EXERCISE REQUIREMENTS:
A - In the fluorine preparation excerpt, what products form when manganese(IV) fluoride disproportionates?
B - Condense the paragraph of the fluorine preparation excerpt that begins "Fluorine can be prepared" into a short bulleted list that keeps its main facts.
C - From the fluorine preparation excerpt, return everything from "Fluorine can be" down to "these two reactions.".

PAGE EXCERPT:
= = = = = = =

Fluorine can be prepared by the reaction of hexafluoromanganate(IV) ion, MnF \(_{6}^{2-}\), with antimony pentafluoride to produce manganese(IV) fluoride and \(\mathrm{SbF}_{6}^{-}\) followed by the disproportionation of manganese(IV) fluoride to manganese(III) fluoride and \(\mathrm{F}_{2}(\mathrm{g}) .\) Write chemical equations for these two reactions.

Short Answer

Expert verified
Balanced equations: \[ \mathrm{MnF_{6}^{2-}} + 2\mathrm{SbF_{5}} \rightarrow \mathrm{MnF_{4}} + 2\mathrm{SbF_{6}^{-}} \] and \[ 2\mathrm{MnF_{4}} \rightarrow 2\mathrm{MnF_{3}} + \mathrm{F_{2}(\mathrm{g})}\]

Step by step solution

01

Write Reactants and Products for Reaction 1

Reaction 1 involves hexafluoromanganate(IV) ion, or \( \mathrm{MnF_{6}^{2-}} \), and antimony pentafluoride, or \( \mathrm{SbF_{5}} \), reacting to form manganese(IV) fluoride, or \( \mathrm{MnF_{4}} \), and \(\mathrm{SbF_{6}^{-}}\). Write them as follows: \( \mathrm{MnF_{6}^{2-}} + \mathrm{SbF_{5}} \rightarrow \mathrm{MnF_{4}} + \mathrm{SbF_{6}^{-}} \)

= = = = = = =

Entries taken from a collection
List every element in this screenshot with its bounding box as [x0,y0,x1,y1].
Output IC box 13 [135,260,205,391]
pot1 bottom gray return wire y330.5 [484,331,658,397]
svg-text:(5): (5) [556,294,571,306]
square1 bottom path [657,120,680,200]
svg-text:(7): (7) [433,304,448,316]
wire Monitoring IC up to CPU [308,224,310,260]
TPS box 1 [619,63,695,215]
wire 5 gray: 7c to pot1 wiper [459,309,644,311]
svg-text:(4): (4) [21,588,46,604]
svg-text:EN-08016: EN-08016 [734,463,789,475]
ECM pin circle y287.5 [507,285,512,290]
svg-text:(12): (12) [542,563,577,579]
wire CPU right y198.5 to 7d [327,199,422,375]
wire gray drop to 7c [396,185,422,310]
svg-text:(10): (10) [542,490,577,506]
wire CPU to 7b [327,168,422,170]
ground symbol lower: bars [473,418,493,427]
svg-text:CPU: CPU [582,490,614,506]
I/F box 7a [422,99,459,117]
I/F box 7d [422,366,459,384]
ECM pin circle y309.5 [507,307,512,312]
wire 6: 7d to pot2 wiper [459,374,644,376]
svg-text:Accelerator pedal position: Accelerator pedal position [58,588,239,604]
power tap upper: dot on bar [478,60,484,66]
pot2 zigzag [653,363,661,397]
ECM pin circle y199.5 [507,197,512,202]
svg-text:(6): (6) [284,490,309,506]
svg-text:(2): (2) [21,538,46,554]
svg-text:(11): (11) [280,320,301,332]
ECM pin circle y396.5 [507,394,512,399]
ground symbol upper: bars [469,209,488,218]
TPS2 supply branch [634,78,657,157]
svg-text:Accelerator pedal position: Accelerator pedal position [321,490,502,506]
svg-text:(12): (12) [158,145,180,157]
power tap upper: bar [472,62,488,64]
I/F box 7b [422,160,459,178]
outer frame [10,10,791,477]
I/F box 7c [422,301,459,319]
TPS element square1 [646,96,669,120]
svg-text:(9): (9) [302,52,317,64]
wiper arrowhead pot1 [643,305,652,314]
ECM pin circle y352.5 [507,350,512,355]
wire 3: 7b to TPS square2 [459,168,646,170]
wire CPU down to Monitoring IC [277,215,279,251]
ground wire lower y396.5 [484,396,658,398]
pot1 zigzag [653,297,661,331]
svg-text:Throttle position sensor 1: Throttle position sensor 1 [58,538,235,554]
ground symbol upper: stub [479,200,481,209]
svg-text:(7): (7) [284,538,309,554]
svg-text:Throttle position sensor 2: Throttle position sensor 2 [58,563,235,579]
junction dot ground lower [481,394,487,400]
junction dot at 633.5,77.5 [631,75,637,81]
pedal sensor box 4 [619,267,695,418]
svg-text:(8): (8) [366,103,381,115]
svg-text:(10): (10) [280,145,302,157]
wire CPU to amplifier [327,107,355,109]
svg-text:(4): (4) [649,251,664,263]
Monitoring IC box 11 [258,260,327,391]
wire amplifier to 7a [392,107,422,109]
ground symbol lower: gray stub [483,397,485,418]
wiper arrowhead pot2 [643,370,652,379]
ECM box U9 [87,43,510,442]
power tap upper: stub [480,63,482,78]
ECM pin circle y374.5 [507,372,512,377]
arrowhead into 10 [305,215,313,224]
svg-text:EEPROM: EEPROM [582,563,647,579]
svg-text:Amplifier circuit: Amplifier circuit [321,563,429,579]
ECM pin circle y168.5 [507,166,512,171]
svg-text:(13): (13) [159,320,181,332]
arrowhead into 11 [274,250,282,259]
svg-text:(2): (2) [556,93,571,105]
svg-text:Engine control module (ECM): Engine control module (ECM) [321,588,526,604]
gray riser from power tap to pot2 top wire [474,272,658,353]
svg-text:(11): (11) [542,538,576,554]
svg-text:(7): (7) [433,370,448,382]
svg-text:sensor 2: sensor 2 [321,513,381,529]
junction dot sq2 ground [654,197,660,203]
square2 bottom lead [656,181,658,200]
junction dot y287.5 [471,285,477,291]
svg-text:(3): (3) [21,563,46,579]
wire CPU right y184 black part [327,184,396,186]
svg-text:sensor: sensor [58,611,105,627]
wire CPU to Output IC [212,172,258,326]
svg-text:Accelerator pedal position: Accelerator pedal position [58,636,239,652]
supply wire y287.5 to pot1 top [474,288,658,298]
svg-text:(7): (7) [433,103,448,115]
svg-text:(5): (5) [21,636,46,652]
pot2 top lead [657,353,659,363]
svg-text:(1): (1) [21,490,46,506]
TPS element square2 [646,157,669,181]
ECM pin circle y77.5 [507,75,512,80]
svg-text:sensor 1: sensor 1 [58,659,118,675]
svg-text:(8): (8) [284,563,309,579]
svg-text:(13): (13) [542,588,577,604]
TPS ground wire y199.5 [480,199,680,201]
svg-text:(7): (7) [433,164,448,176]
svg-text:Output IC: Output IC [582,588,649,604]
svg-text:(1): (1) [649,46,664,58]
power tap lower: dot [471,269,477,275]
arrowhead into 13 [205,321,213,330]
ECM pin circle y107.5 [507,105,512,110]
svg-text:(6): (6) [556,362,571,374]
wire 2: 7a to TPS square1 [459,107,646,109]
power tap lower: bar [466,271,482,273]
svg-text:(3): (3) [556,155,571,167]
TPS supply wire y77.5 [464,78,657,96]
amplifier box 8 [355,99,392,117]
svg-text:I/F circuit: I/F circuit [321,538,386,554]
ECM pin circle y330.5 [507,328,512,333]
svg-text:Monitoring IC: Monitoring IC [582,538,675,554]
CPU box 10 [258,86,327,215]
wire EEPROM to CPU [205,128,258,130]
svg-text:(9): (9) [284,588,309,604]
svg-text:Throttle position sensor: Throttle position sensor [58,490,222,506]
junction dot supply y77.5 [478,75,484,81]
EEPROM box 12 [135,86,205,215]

= = = = = = =

ANSWERS FOR THIS EXERCISE:
A - Manganese(III) fluoride and F₂(g).

B -
- Fluorine can be prepared in two reactions.
- First, hexafluoromanganate(IV) ion (MnF₆²⁻) reacts with antimony pentafluoride to produce manganese(IV) fluoride and SbF₆⁻.
- Second, manganese(IV) fluoride disproportionates to manganese(III) fluoride and F₂(g).
- Chemical equations are to be written for both reactions.

C -
Fluorine can be prepared by the reaction of hexafluoromanganate(IV) ion, MnF \(_{6}^{2-}\), with antimony pentafluoride to produce manganese(IV) fluoride and \(\mathrm{SbF}_{6}^{-}\) followed by the disproportionation of manganese(IV) fluoride to manganese(III) fluoride and \(\mathrm{F}_{2}(\mathrm{g}) .\) Write chemical equations for these two reactions.